What the task requires: Locate every line in the material below that has the word "教育实践活动". Copy each of those lines.

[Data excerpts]
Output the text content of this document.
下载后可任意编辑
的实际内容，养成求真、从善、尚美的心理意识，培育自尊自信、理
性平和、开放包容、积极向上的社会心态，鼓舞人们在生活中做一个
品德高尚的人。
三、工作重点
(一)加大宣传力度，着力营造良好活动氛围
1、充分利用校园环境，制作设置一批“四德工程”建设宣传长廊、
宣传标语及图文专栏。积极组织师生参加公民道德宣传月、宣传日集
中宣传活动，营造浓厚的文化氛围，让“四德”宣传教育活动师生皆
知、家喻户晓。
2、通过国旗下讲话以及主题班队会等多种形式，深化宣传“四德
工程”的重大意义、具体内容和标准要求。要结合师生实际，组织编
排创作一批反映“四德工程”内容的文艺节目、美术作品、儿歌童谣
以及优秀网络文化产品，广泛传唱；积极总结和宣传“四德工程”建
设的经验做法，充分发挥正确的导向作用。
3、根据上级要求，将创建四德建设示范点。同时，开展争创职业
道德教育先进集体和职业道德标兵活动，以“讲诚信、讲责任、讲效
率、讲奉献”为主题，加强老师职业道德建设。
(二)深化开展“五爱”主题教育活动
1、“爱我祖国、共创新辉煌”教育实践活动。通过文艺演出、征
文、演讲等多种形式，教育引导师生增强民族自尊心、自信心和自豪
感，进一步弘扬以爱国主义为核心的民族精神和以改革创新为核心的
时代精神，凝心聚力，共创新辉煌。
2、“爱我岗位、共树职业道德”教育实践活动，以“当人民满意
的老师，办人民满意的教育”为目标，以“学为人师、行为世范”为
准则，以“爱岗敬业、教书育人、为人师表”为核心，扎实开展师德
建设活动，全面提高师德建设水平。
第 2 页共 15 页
* * *
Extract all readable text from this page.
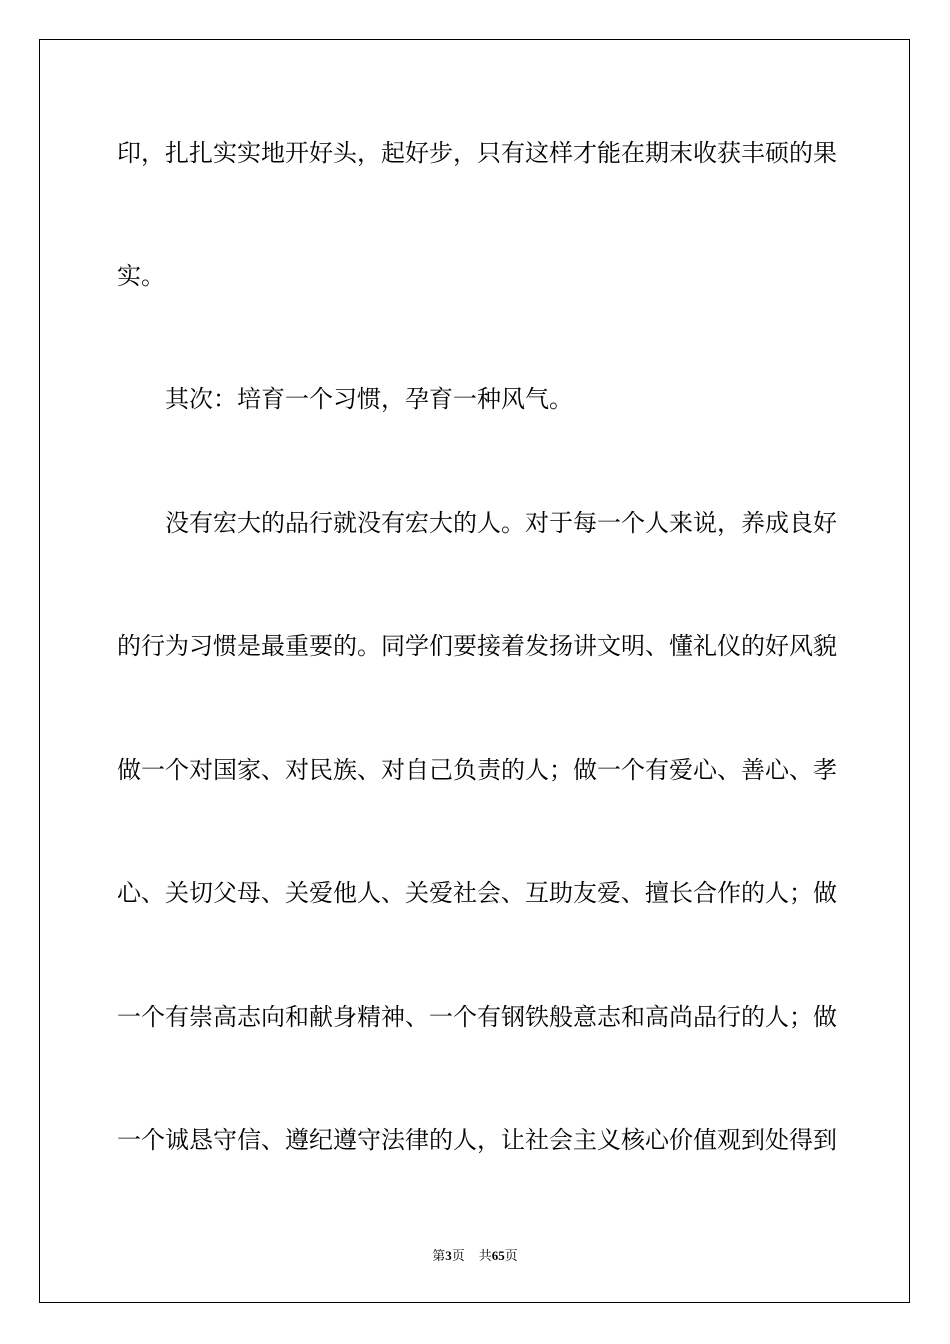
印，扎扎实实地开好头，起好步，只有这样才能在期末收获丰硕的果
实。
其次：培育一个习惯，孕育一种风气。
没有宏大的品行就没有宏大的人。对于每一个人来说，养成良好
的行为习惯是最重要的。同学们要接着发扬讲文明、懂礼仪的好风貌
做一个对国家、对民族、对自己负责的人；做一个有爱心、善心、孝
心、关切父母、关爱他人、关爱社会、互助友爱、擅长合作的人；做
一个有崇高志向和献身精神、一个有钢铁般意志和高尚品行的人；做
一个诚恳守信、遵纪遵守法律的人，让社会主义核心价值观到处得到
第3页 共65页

Answer below:
1、“爱我祖国、共创新辉煌”教育实践活动。通过文艺演出、征
2、“爱我岗位、共树职业道德”教育实践活动，以“当人民满意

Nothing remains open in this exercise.